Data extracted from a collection
----------

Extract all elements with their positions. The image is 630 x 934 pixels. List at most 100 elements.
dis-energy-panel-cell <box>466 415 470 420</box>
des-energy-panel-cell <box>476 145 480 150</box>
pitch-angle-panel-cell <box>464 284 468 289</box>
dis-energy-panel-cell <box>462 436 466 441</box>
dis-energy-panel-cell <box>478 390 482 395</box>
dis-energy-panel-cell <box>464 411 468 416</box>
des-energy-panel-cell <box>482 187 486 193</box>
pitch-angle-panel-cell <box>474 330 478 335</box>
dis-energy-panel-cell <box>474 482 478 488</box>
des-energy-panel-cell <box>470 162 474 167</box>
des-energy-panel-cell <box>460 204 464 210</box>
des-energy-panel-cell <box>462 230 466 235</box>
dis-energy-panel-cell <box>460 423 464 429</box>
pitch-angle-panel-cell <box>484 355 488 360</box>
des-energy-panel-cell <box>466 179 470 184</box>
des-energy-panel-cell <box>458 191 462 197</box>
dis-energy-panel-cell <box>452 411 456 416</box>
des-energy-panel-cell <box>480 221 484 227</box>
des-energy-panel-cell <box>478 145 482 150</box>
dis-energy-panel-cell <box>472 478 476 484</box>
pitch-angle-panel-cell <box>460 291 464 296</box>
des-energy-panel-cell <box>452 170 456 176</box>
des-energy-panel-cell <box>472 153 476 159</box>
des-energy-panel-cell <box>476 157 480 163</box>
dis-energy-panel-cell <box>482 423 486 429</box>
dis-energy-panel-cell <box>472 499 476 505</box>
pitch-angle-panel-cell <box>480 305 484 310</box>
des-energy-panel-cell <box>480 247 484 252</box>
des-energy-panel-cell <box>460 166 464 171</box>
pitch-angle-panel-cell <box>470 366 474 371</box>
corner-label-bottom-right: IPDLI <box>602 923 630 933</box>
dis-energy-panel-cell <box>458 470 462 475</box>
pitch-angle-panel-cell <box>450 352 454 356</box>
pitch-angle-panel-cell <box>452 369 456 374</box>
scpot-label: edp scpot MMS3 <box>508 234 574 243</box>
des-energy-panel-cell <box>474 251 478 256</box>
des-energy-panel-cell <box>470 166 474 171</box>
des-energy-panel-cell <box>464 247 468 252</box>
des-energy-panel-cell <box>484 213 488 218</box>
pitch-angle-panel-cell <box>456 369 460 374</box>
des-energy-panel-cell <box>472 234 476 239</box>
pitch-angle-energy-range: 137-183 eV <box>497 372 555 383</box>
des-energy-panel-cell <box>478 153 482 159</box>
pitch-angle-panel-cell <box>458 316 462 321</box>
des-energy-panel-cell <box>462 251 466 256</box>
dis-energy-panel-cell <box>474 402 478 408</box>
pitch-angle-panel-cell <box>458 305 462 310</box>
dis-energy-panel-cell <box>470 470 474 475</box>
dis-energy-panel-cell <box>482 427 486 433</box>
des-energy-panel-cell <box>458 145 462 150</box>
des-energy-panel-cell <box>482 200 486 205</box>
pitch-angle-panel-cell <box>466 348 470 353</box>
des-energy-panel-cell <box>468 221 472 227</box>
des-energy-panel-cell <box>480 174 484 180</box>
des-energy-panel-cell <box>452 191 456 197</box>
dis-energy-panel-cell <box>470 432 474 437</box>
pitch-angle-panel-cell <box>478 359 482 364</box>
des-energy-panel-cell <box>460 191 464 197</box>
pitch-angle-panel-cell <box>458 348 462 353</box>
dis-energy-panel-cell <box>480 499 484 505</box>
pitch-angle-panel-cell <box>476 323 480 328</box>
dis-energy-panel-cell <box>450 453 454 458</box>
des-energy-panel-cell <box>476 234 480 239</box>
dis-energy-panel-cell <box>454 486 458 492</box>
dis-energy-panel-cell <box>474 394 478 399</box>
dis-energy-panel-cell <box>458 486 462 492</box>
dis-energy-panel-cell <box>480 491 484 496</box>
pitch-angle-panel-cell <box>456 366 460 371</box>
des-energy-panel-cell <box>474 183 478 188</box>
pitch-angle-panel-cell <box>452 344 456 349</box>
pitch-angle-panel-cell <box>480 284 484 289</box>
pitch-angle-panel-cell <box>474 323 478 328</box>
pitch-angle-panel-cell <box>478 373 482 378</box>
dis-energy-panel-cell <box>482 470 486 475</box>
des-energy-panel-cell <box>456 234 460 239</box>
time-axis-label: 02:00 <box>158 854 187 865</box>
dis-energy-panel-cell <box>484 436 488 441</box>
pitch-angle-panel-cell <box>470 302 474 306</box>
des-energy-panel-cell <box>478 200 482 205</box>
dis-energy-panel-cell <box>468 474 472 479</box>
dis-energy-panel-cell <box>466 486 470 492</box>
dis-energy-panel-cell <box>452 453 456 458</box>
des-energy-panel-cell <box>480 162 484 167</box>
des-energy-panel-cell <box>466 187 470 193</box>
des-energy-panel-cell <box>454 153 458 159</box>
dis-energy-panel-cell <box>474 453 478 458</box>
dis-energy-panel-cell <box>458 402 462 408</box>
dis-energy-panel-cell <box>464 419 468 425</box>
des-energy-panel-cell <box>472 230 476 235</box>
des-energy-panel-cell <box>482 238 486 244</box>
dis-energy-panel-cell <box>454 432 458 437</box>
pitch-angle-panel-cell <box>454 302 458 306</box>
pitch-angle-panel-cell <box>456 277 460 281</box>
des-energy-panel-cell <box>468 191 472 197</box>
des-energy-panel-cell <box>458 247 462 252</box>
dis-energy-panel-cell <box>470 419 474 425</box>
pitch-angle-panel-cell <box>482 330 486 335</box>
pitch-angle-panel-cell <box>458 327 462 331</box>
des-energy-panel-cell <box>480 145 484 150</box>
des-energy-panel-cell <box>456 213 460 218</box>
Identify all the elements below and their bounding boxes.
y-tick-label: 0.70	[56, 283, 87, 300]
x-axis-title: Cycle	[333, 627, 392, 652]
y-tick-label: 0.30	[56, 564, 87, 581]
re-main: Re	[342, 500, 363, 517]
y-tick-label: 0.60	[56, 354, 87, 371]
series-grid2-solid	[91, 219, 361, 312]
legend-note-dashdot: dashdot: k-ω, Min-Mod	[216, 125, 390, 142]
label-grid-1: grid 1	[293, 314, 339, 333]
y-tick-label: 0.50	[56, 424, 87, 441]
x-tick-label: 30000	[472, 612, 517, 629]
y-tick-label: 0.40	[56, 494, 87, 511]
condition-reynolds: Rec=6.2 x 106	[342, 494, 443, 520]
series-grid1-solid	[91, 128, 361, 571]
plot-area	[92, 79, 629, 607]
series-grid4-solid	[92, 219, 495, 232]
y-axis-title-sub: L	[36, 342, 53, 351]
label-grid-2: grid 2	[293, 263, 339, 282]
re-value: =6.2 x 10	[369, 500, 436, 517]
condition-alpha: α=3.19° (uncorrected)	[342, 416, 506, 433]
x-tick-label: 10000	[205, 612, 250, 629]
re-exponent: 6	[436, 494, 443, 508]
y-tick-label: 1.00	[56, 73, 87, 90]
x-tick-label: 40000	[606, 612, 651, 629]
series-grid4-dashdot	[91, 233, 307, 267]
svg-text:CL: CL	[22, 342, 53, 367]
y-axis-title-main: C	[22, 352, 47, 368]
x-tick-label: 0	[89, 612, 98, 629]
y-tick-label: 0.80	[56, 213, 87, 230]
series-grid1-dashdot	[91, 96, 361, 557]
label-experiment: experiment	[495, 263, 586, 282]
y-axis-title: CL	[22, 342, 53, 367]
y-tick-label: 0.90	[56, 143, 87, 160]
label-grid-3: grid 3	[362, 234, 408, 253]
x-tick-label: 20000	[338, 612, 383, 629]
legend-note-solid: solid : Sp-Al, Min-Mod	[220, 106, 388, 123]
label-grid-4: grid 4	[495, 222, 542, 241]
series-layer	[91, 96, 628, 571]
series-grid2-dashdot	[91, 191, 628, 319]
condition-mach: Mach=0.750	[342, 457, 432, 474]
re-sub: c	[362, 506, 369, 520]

----------

| SET TASK |
Starting at the first line and ending with the line that contains "dis-energy-panel-cell <box>464 411", rewrite those lines with "dis-energy-panel-cell" switched to "ion-energy-panel-cell" and everything else left unchanged.

| OUTPUT BELOW |
Extract all elements with their positions. The image is 630 x 934 pixels. List at most 100 elements.
ion-energy-panel-cell <box>466 415 470 420</box>
des-energy-panel-cell <box>476 145 480 150</box>
pitch-angle-panel-cell <box>464 284 468 289</box>
ion-energy-panel-cell <box>462 436 466 441</box>
ion-energy-panel-cell <box>478 390 482 395</box>
ion-energy-panel-cell <box>464 411 468 416</box>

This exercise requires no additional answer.